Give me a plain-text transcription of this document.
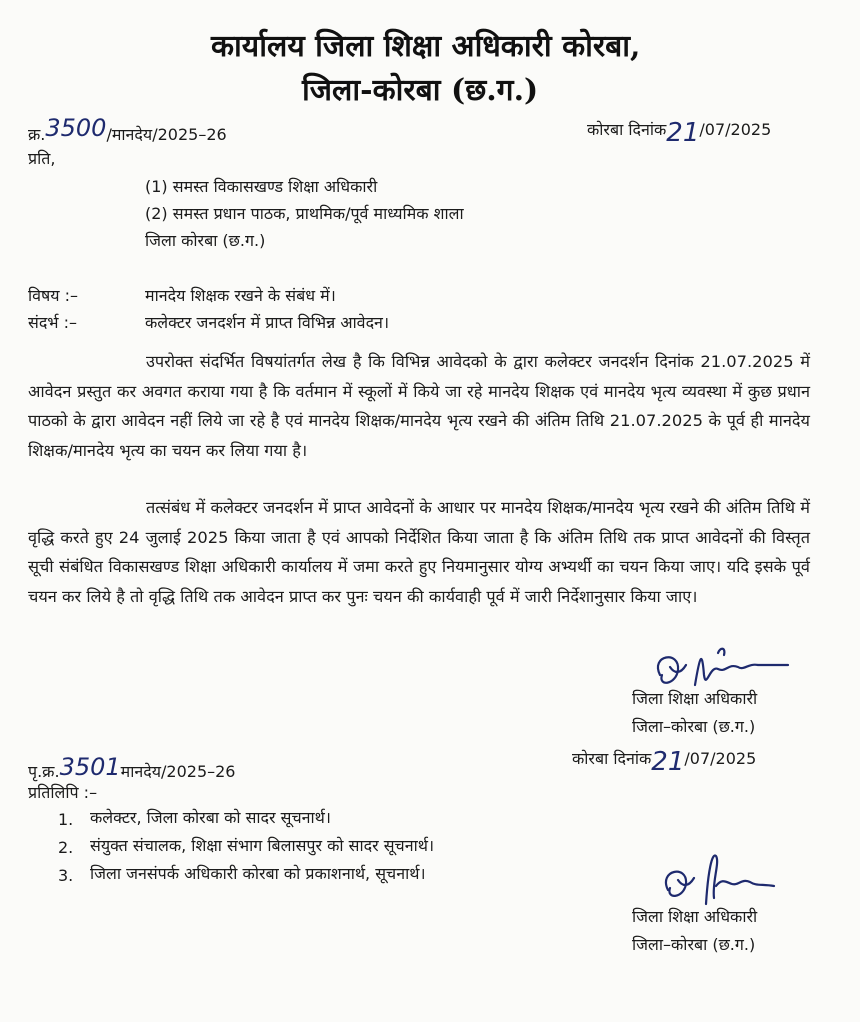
कार्यालय जिला शिक्षा अधिकारी कोरबा,
जिला-कोरबा (छ.ग.)
क्र.3500/मानदेय/2025–26	कोरबा दिनांक21/07/2025
प्रति,
(1) समस्त विकासखण्ड शिक्षा अधिकारी
(2) समस्त प्रधान पाठक, प्राथमिक/पूर्व माध्यमिक शाला
जिला कोरबा (छ.ग.)
विषय :–	मानदेय शिक्षक रखने के संबंध में।
संदर्भ :–	कलेक्टर जनदर्शन में प्राप्त विभिन्न आवेदन।
उपरोक्त संदर्भित विषयांतर्गत लेख है कि विभिन्न आवेदको के द्वारा कलेक्टर जनदर्शन दिनांक 21.07.2025 में आवेदन प्रस्तुत कर अवगत कराया गया है कि वर्तमान में स्कूलों में किये जा रहे मानदेय शिक्षक एवं मानदेय भृत्य व्यवस्था में कुछ प्रधान पाठको के द्वारा आवेदन नहीं लिये जा रहे है एवं मानदेय शिक्षक/मानदेय भृत्य रखने की अंतिम तिथि 21.07.2025 के पूर्व ही मानदेय शिक्षक/मानदेय भृत्य का चयन कर लिया गया है।
तत्संबंध में कलेक्टर जनदर्शन में प्राप्त आवेदनों के आधार पर मानदेय शिक्षक/मानदेय भृत्य रखने की अंतिम तिथि में वृद्धि करते हुए 24 जुलाई 2025 किया जाता है एवं आपको निर्देशित किया जाता है कि अंतिम तिथि तक प्राप्त आवेदनों की विस्तृत सूची संबंधित विकासखण्ड शिक्षा अधिकारी कार्यालय में जमा करते हुए नियमानुसार योग्य अभ्यर्थी का चयन किया जाए। यदि इसके पूर्व चयन कर लिये है तो वृद्धि तिथि तक आवेदन प्राप्त कर पुनः चयन की कार्यवाही पूर्व में जारी निर्देशानुसार किया जाए।
जिला शिक्षा अधिकारी
जिला–कोरबा (छ.ग.)
पृ.क्र.3501मानदेय/2025–26
कोरबा दिनांक21/07/2025
प्रतिलिपि :–
1. कलेक्टर, जिला कोरबा को सादर सूचनार्थ।
2. संयुक्त संचालक, शिक्षा संभाग बिलासपुर को सादर सूचनार्थ।
3. जिला जनसंपर्क अधिकारी कोरबा को प्रकाशनार्थ, सूचनार्थ।
जिला शिक्षा अधिकारी
जिला–कोरबा (छ.ग.)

────────────────

# Problem:
Repeat each line of the records above exactly, but do not copy the pictures.

# Solved exercise:
Give me a plain-text transcription of this document.
कार्यालय जिला शिक्षा अधिकारी कोरबा,
जिला-कोरबा (छ.ग.)
क्र.3500/मानदेय/2025–26	कोरबा दिनांक21/07/2025
प्रति,
(1) समस्त विकासखण्ड शिक्षा अधिकारी
(2) समस्त प्रधान पाठक, प्राथमिक/पूर्व माध्यमिक शाला
जिला कोरबा (छ.ग.)
विषय :–	मानदेय शिक्षक रखने के संबंध में।
संदर्भ :–	कलेक्टर जनदर्शन में प्राप्त विभिन्न आवेदन।
उपरोक्त संदर्भित विषयांतर्गत लेख है कि विभिन्न आवेदको के द्वारा कलेक्टर जनदर्शन दिनांक 21.07.2025 में आवेदन प्रस्तुत कर अवगत कराया गया है कि वर्तमान में स्कूलों में किये जा रहे मानदेय शिक्षक एवं मानदेय भृत्य व्यवस्था में कुछ प्रधान पाठको के द्वारा आवेदन नहीं लिये जा रहे है एवं मानदेय शिक्षक/मानदेय भृत्य रखने की अंतिम तिथि 21.07.2025 के पूर्व ही मानदेय शिक्षक/मानदेय भृत्य का चयन कर लिया गया है।
तत्संबंध में कलेक्टर जनदर्शन में प्राप्त आवेदनों के आधार पर मानदेय शिक्षक/मानदेय भृत्य रखने की अंतिम तिथि में वृद्धि करते हुए 24 जुलाई 2025 किया जाता है एवं आपको निर्देशित किया जाता है कि अंतिम तिथि तक प्राप्त आवेदनों की विस्तृत सूची संबंधित विकासखण्ड शिक्षा अधिकारी कार्यालय में जमा करते हुए नियमानुसार योग्य अभ्यर्थी का चयन किया जाए। यदि इसके पूर्व चयन कर लिये है तो वृद्धि तिथि तक आवेदन प्राप्त कर पुनः चयन की कार्यवाही पूर्व में जारी निर्देशानुसार किया जाए।
जिला शिक्षा अधिकारी
जिला–कोरबा (छ.ग.)
पृ.क्र.3501मानदेय/2025–26
कोरबा दिनांक21/07/2025
प्रतिलिपि :–
1. कलेक्टर, जिला कोरबा को सादर सूचनार्थ।
2. संयुक्त संचालक, शिक्षा संभाग बिलासपुर को सादर सूचनार्थ।
3. जिला जनसंपर्क अधिकारी कोरबा को प्रकाशनार्थ, सूचनार्थ।
जिला शिक्षा अधिकारी
जिला–कोरबा (छ.ग.)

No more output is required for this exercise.